GIVEN RECORDS
•••••

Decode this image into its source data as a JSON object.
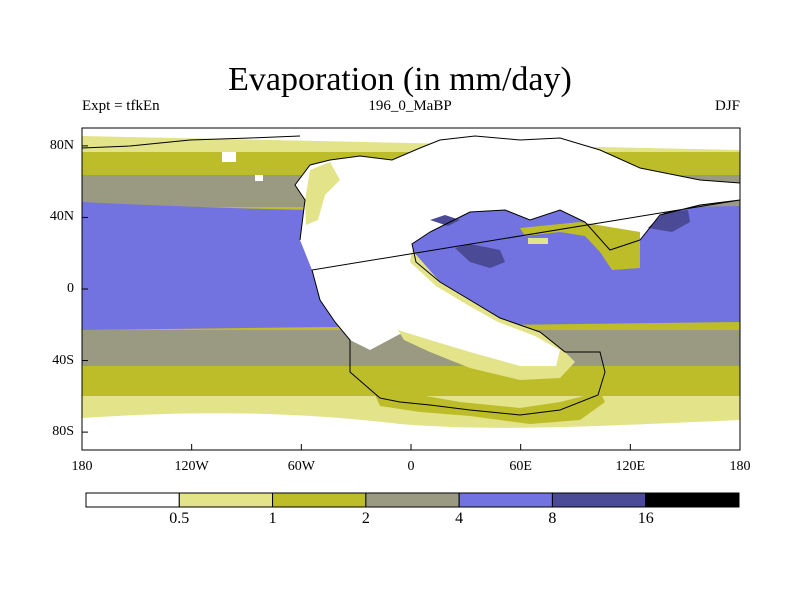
{
  "title": "Evaporation (in mm/day)",
  "left_string": "Expt = tfkEn",
  "center_string": "196_0_MaBP",
  "right_string": "DJF",
  "lat_ticks": [
    {
      "label": "80N",
      "lat": 80
    },
    {
      "label": "40N",
      "lat": 40
    },
    {
      "label": "0",
      "lat": 0
    },
    {
      "label": "40S",
      "lat": -40
    },
    {
      "label": "80S",
      "lat": -80
    }
  ],
  "lon_ticks": [
    {
      "label": "180",
      "lon": -180
    },
    {
      "label": "120W",
      "lon": -120
    },
    {
      "label": "60W",
      "lon": -60
    },
    {
      "label": "0",
      "lon": 0
    },
    {
      "label": "60E",
      "lon": 60
    },
    {
      "label": "120E",
      "lon": 120
    },
    {
      "label": "180",
      "lon": 180
    }
  ],
  "colorbar": {
    "levels": [
      "0.5",
      "1",
      "2",
      "4",
      "8",
      "16"
    ],
    "colors": [
      "#ffffff",
      "#e3e38a",
      "#bdbd2a",
      "#9a9a82",
      "#7272e0",
      "#4a4a96",
      "#000000"
    ]
  }
}
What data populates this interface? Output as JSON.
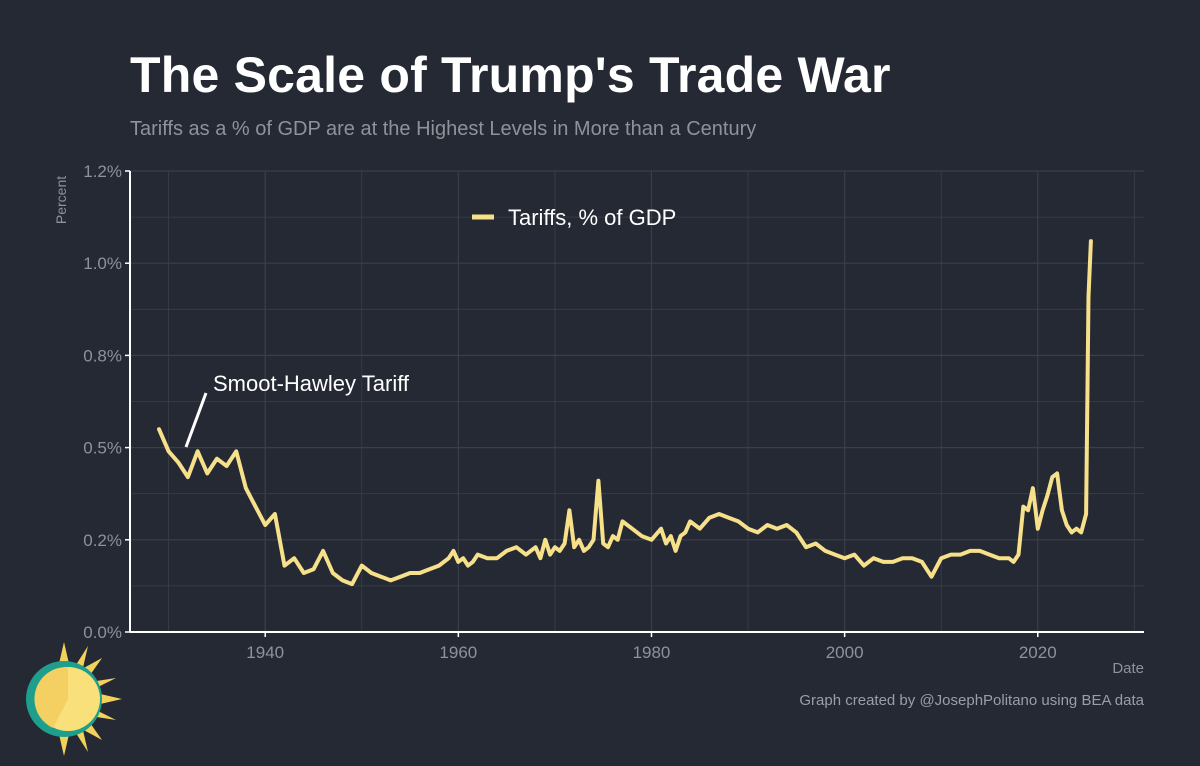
{
  "title": "The Scale of Trump's Trade War",
  "subtitle": "Tariffs as a % of GDP are at the Highest Levels in More than a Century",
  "credit": "Graph created by @JosephPolitano using BEA data",
  "colors": {
    "background": "#252933",
    "series": "#f7e08a",
    "grid": "#3a3f4b",
    "axis": "#ffffff",
    "tick_text": "#8e9299"
  },
  "chart_data": {
    "type": "line",
    "xlabel": "Date",
    "ylabel": "Percent",
    "xlim": [
      1926,
      2031
    ],
    "ylim": [
      0,
      1.25
    ],
    "x_ticks": [
      1940,
      1960,
      1980,
      2000,
      2020
    ],
    "y_ticks": [
      0,
      0.25,
      0.5,
      0.75,
      1.0,
      1.25
    ],
    "y_tick_labels": [
      "0.0%",
      "0.2%",
      "0.5%",
      "0.8%",
      "1.0%",
      "1.2%"
    ],
    "grid": true,
    "legend_position": "top-center",
    "series": [
      {
        "name": "Tariffs, % of GDP",
        "color": "#f7e08a",
        "x": [
          1929,
          1930,
          1931,
          1932,
          1933,
          1934,
          1935,
          1936,
          1937,
          1938,
          1939,
          1940,
          1941,
          1942,
          1943,
          1944,
          1945,
          1946,
          1947,
          1948,
          1949,
          1950,
          1951,
          1952,
          1953,
          1954,
          1955,
          1956,
          1957,
          1958,
          1959,
          1959.5,
          1960,
          1960.5,
          1961,
          1961.5,
          1962,
          1963,
          1964,
          1965,
          1966,
          1967,
          1968,
          1968.5,
          1969,
          1969.5,
          1970,
          1970.5,
          1971,
          1971.5,
          1972,
          1972.5,
          1973,
          1973.5,
          1974,
          1974.5,
          1975,
          1975.5,
          1976,
          1976.5,
          1977,
          1978,
          1979,
          1980,
          1981,
          1981.5,
          1982,
          1982.5,
          1983,
          1983.5,
          1984,
          1985,
          1986,
          1987,
          1988,
          1989,
          1990,
          1991,
          1992,
          1993,
          1994,
          1995,
          1996,
          1997,
          1998,
          1999,
          2000,
          2001,
          2002,
          2003,
          2004,
          2005,
          2006,
          2007,
          2008,
          2009,
          2010,
          2011,
          2012,
          2013,
          2014,
          2015,
          2016,
          2017,
          2017.5,
          2018,
          2018.5,
          2019,
          2019.5,
          2020,
          2020.5,
          2021,
          2021.5,
          2022,
          2022.5,
          2023,
          2023.5,
          2024,
          2024.5,
          2025,
          2025.25,
          2025.5
        ],
        "y": [
          0.55,
          0.49,
          0.46,
          0.42,
          0.49,
          0.43,
          0.47,
          0.45,
          0.49,
          0.39,
          0.34,
          0.29,
          0.32,
          0.18,
          0.2,
          0.16,
          0.17,
          0.22,
          0.16,
          0.14,
          0.13,
          0.18,
          0.16,
          0.15,
          0.14,
          0.15,
          0.16,
          0.16,
          0.17,
          0.18,
          0.2,
          0.22,
          0.19,
          0.2,
          0.18,
          0.19,
          0.21,
          0.2,
          0.2,
          0.22,
          0.23,
          0.21,
          0.23,
          0.2,
          0.25,
          0.21,
          0.23,
          0.22,
          0.24,
          0.33,
          0.23,
          0.25,
          0.22,
          0.23,
          0.25,
          0.41,
          0.24,
          0.23,
          0.26,
          0.25,
          0.3,
          0.28,
          0.26,
          0.25,
          0.28,
          0.24,
          0.26,
          0.22,
          0.26,
          0.27,
          0.3,
          0.28,
          0.31,
          0.32,
          0.31,
          0.3,
          0.28,
          0.27,
          0.29,
          0.28,
          0.29,
          0.27,
          0.23,
          0.24,
          0.22,
          0.21,
          0.2,
          0.21,
          0.18,
          0.2,
          0.19,
          0.19,
          0.2,
          0.2,
          0.19,
          0.15,
          0.2,
          0.21,
          0.21,
          0.22,
          0.22,
          0.21,
          0.2,
          0.2,
          0.19,
          0.21,
          0.34,
          0.33,
          0.39,
          0.28,
          0.33,
          0.37,
          0.42,
          0.43,
          0.33,
          0.29,
          0.27,
          0.28,
          0.27,
          0.32,
          0.91,
          1.06
        ]
      }
    ],
    "annotations": [
      {
        "text": "Smoot-Hawley Tariff",
        "x": 1930,
        "y": 0.49
      }
    ]
  }
}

•••••

Gather, from the listing above, every line carrying the word "this".

Decode this image into its source data as a JSON object.
What data populates this interface? Output as JSON.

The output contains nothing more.